**Data for processing**
===
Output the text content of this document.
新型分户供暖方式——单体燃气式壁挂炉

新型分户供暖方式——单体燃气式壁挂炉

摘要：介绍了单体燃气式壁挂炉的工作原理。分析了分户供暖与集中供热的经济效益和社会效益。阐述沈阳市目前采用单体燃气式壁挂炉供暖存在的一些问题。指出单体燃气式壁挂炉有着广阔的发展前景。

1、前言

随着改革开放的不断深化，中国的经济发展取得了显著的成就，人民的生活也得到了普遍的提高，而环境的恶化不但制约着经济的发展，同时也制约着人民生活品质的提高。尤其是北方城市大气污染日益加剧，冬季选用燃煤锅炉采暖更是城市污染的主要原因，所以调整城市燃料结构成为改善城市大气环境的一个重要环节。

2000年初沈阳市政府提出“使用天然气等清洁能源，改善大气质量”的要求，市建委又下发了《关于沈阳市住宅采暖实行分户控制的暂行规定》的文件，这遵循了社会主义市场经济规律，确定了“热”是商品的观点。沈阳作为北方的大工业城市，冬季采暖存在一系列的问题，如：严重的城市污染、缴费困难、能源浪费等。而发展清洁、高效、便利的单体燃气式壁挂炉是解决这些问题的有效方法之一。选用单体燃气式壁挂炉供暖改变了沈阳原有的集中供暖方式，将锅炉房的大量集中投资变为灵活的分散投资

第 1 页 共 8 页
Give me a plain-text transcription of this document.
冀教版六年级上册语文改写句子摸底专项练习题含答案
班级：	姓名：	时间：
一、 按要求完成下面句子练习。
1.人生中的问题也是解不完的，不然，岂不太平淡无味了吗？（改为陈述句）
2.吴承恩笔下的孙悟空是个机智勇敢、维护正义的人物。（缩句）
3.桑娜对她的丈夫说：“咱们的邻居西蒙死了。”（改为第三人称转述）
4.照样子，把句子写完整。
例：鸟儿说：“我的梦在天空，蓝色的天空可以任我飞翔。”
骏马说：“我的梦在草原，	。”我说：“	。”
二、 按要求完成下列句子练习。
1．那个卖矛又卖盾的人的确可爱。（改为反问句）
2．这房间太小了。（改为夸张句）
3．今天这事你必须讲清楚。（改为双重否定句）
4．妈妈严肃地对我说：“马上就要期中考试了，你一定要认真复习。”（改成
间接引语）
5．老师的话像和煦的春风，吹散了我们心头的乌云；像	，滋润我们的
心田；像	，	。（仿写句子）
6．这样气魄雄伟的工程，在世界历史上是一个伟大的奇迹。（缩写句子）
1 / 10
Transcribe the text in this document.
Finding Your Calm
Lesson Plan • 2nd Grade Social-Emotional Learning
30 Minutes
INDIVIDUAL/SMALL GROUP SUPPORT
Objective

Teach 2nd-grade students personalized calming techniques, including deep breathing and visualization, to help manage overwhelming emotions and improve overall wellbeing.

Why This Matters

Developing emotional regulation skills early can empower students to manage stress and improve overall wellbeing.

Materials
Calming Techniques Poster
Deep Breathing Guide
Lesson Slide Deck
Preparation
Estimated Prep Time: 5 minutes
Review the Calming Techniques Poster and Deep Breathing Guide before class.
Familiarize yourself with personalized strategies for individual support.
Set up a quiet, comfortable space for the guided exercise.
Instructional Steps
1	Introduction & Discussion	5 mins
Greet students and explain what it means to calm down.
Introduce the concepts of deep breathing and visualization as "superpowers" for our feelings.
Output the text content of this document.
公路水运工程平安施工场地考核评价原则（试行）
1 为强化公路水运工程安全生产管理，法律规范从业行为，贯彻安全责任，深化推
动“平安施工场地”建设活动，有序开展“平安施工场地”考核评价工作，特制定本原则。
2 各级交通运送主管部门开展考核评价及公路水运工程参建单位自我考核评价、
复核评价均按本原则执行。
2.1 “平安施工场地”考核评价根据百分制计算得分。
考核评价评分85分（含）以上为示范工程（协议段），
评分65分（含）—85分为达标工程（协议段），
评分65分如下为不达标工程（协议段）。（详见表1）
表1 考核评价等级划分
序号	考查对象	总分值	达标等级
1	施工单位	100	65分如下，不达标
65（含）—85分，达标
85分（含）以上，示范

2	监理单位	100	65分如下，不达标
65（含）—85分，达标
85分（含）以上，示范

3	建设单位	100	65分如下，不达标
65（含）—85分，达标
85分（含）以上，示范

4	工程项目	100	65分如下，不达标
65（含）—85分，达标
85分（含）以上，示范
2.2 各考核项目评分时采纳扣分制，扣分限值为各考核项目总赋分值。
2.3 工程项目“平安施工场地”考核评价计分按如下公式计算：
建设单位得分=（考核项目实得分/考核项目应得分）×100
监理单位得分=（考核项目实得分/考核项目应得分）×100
===
**Your goal**
Copy out each line of the material that holds the word "Lesson".

**The answer**
Lesson Plan • 2nd Grade Social-Emotional Learning
Lesson Slide Deck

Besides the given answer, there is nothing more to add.